— Start Provided data —

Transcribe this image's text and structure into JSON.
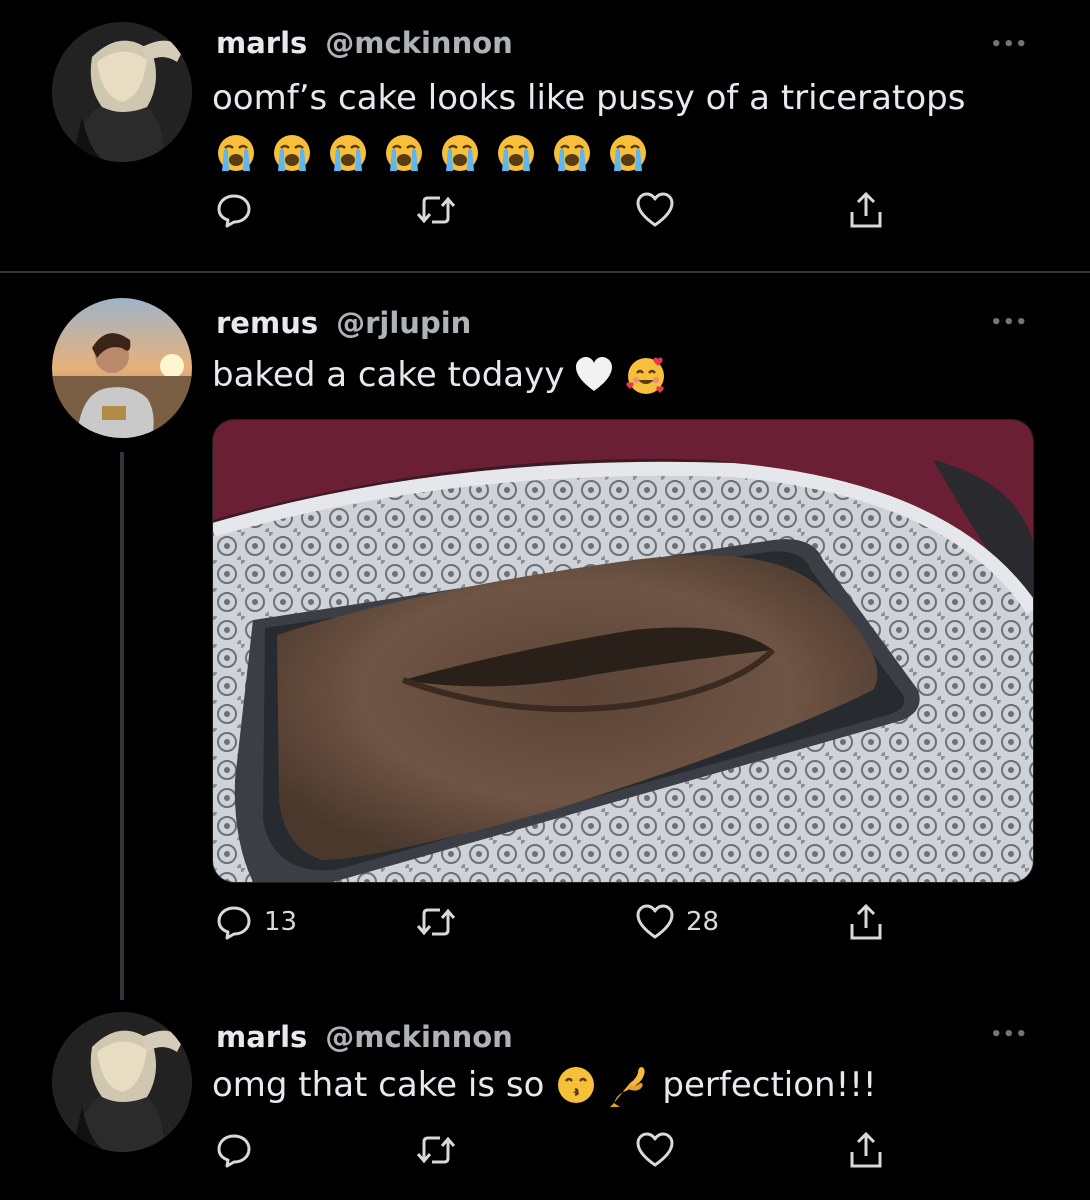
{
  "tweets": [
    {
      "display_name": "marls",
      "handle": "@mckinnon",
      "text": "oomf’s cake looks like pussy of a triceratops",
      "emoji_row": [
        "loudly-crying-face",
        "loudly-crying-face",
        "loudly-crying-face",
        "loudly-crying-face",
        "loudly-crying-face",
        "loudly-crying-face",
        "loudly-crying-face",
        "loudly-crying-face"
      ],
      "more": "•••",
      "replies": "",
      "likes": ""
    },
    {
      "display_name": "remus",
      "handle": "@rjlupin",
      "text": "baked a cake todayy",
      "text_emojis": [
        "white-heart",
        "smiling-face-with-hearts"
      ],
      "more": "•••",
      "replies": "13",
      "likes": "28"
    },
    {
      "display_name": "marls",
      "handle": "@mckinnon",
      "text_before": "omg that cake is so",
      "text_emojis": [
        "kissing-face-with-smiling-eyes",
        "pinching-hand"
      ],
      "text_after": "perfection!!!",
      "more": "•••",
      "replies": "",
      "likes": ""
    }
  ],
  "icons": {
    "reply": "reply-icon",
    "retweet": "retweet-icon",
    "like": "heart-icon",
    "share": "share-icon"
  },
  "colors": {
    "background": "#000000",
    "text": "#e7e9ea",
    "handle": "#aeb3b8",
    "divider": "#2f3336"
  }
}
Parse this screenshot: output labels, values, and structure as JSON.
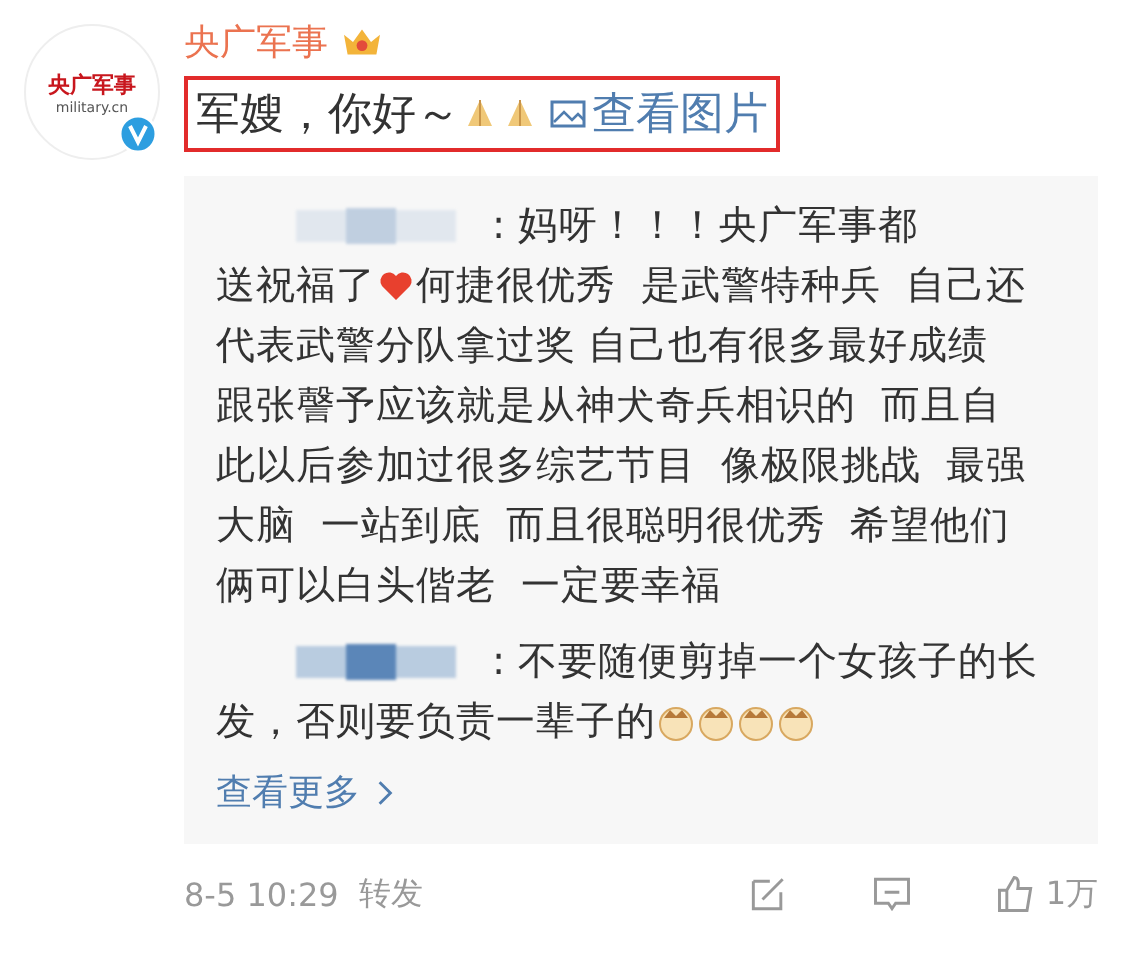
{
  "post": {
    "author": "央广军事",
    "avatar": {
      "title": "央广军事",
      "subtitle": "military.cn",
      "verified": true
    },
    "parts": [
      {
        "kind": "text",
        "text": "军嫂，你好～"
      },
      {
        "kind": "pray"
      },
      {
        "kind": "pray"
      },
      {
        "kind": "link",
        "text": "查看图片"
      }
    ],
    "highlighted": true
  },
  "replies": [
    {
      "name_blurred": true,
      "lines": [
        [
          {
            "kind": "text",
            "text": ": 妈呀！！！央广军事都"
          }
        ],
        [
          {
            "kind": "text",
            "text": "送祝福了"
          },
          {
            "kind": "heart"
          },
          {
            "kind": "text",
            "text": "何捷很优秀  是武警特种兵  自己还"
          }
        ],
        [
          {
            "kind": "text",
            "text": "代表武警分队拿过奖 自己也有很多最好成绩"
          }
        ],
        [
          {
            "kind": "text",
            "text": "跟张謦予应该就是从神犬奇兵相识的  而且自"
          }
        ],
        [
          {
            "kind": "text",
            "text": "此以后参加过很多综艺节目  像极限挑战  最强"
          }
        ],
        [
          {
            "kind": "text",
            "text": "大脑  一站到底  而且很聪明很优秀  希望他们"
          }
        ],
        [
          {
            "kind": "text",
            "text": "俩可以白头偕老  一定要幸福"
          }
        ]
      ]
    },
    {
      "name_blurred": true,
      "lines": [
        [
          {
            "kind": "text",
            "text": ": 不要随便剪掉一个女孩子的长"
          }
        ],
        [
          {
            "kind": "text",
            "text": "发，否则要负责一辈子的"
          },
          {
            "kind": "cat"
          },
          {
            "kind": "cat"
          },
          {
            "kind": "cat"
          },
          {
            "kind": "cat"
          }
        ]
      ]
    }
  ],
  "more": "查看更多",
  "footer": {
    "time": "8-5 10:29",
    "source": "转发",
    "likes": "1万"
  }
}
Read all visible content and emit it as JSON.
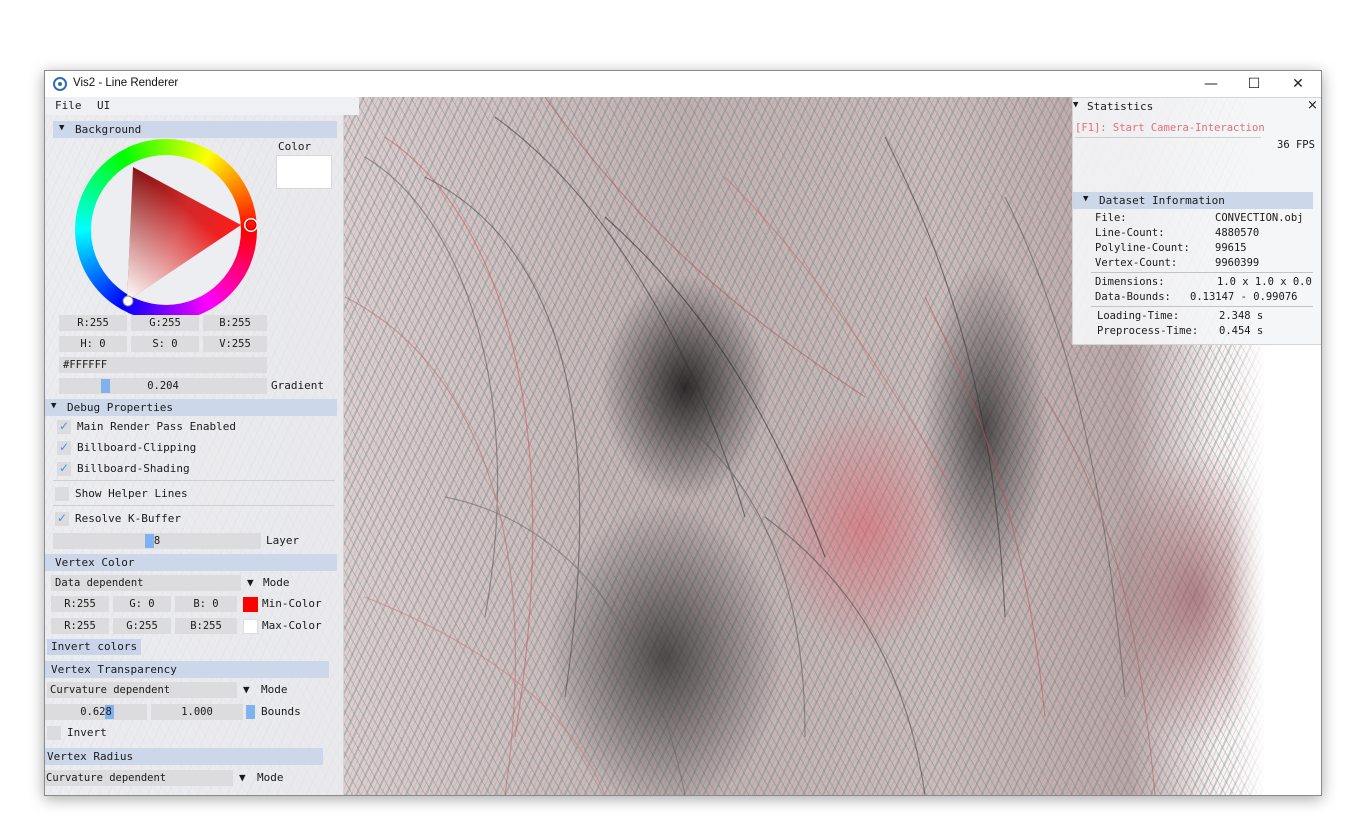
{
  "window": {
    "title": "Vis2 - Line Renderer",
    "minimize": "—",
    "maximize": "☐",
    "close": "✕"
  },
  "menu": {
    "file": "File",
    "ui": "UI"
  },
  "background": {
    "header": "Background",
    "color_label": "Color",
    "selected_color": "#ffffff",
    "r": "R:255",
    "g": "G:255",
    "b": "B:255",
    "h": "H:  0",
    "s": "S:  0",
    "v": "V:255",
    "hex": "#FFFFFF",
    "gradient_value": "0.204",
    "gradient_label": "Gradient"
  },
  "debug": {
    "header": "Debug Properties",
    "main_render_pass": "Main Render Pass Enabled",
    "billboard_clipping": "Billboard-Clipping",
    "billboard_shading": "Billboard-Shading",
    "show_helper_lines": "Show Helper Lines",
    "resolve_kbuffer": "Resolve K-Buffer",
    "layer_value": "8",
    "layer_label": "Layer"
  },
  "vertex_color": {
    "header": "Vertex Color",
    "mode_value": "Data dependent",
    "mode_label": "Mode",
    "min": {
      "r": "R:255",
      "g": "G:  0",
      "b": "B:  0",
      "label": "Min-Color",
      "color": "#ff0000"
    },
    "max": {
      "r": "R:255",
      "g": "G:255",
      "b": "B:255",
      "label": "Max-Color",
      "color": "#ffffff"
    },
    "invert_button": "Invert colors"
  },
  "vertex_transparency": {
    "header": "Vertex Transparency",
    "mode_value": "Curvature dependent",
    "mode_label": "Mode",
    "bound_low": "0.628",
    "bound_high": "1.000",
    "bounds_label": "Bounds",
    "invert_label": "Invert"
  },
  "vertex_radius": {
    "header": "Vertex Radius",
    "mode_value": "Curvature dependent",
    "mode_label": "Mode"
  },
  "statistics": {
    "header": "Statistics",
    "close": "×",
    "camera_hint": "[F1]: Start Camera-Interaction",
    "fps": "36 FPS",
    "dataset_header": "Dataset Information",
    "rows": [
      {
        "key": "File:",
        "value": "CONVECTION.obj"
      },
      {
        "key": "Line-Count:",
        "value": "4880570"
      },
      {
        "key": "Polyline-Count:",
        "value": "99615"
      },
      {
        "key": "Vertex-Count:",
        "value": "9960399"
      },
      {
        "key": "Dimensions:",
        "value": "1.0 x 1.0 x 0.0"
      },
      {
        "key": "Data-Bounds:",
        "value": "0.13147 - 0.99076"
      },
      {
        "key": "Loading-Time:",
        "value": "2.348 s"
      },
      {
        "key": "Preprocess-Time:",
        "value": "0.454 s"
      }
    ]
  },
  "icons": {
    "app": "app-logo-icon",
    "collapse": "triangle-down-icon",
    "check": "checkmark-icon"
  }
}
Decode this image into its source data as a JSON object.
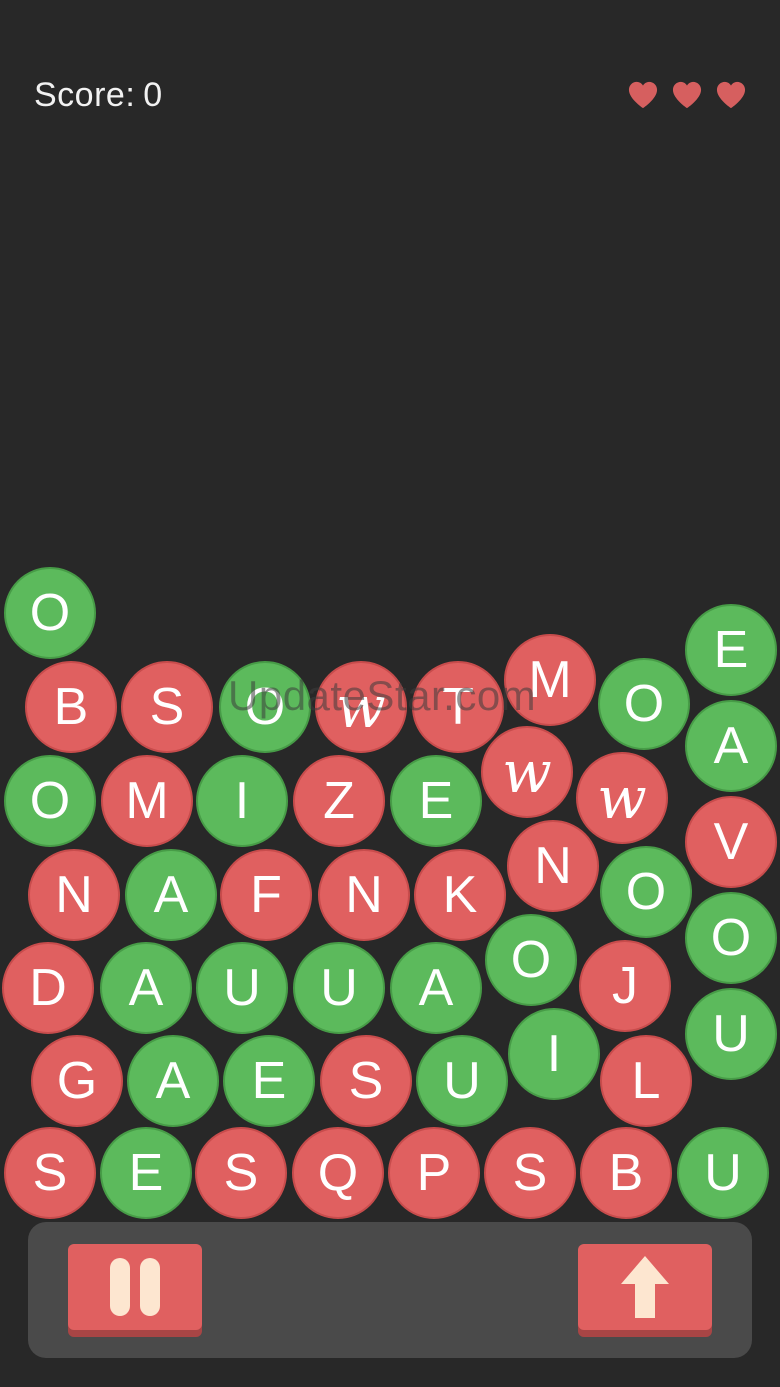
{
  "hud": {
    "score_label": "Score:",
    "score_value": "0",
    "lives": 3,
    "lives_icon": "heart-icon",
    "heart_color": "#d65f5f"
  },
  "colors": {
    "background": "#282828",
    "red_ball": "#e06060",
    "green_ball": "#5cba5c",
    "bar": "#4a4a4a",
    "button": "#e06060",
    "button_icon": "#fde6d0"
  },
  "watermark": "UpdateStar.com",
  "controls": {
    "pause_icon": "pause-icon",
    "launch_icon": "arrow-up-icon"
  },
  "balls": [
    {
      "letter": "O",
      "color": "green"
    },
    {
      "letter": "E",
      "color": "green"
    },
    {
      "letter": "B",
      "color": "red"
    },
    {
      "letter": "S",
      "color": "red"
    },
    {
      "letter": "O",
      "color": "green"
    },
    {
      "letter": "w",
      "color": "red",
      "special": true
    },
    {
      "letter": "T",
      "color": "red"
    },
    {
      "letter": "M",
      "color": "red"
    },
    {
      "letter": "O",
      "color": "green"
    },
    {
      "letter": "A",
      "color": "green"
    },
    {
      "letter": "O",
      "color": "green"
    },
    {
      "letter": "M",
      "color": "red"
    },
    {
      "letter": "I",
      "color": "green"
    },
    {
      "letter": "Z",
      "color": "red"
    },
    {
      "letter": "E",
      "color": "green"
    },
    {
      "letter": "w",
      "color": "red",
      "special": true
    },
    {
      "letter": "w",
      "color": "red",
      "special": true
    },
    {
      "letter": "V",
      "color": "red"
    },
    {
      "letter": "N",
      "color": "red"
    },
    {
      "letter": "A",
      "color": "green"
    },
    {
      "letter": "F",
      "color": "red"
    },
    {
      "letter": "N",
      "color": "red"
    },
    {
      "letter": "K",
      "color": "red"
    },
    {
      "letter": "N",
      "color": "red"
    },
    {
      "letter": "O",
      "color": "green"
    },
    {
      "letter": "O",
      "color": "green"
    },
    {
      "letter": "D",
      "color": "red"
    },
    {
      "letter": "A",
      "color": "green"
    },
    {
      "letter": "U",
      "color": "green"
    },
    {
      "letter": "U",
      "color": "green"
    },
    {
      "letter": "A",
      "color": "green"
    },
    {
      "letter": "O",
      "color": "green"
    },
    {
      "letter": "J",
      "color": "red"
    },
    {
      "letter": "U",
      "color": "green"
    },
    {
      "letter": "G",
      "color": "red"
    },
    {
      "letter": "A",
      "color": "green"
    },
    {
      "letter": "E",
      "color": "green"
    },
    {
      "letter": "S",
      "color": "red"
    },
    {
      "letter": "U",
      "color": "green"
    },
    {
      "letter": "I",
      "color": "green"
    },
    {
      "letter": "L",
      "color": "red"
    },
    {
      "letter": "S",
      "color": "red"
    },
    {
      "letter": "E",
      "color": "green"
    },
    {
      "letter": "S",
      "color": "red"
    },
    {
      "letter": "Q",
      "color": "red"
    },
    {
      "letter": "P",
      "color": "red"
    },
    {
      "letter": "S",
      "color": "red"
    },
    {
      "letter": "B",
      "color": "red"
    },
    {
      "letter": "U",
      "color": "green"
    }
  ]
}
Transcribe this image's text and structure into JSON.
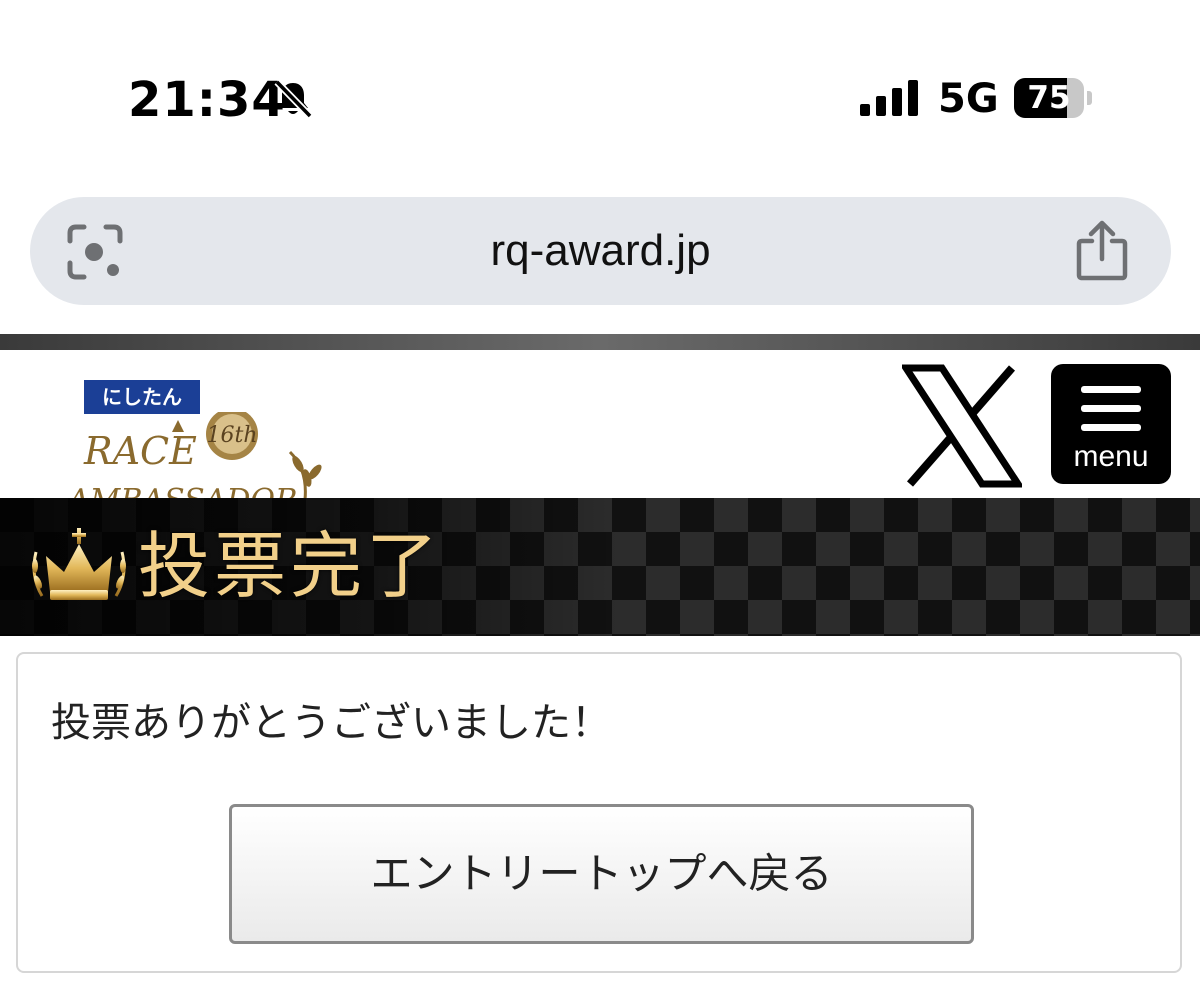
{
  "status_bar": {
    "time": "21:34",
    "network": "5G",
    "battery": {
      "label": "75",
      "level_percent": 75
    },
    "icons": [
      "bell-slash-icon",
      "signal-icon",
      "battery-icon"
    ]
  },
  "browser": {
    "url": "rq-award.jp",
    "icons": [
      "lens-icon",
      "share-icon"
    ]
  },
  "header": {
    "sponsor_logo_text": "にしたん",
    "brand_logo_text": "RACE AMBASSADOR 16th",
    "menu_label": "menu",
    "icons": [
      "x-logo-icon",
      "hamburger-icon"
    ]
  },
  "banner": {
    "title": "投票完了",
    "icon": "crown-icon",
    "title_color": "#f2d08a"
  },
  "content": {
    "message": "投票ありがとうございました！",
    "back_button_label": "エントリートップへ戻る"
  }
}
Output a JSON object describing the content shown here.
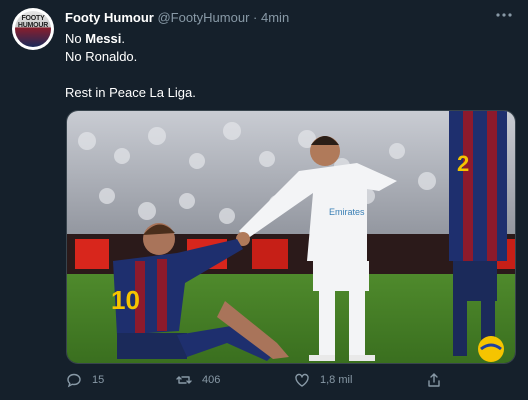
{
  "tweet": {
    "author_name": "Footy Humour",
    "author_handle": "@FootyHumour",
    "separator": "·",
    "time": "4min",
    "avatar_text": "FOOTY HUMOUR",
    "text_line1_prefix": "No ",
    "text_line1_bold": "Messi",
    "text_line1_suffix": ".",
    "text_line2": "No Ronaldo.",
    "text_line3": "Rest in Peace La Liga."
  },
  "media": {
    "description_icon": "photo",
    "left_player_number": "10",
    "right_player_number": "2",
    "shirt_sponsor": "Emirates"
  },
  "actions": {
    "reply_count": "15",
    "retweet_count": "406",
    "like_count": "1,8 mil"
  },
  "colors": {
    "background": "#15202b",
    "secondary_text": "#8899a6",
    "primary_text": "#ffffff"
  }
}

— End Provided data —

Output only these lines, word for word: the line containing "Output a JSON" and every line after it through the last line of the data. Omit the pictures.

■ Written response ■
Output a JSON object describing the content shown here.
{
  "tweet": {
    "author_name": "Footy Humour",
    "author_handle": "@FootyHumour",
    "separator": "·",
    "time": "4min",
    "avatar_text": "FOOTY HUMOUR",
    "text_line1_prefix": "No ",
    "text_line1_bold": "Messi",
    "text_line1_suffix": ".",
    "text_line2": "No Ronaldo.",
    "text_line3": "Rest in Peace La Liga."
  },
  "media": {
    "description_icon": "photo",
    "left_player_number": "10",
    "right_player_number": "2",
    "shirt_sponsor": "Emirates"
  },
  "actions": {
    "reply_count": "15",
    "retweet_count": "406",
    "like_count": "1,8 mil"
  },
  "colors": {
    "background": "#15202b",
    "secondary_text": "#8899a6",
    "primary_text": "#ffffff"
  }
}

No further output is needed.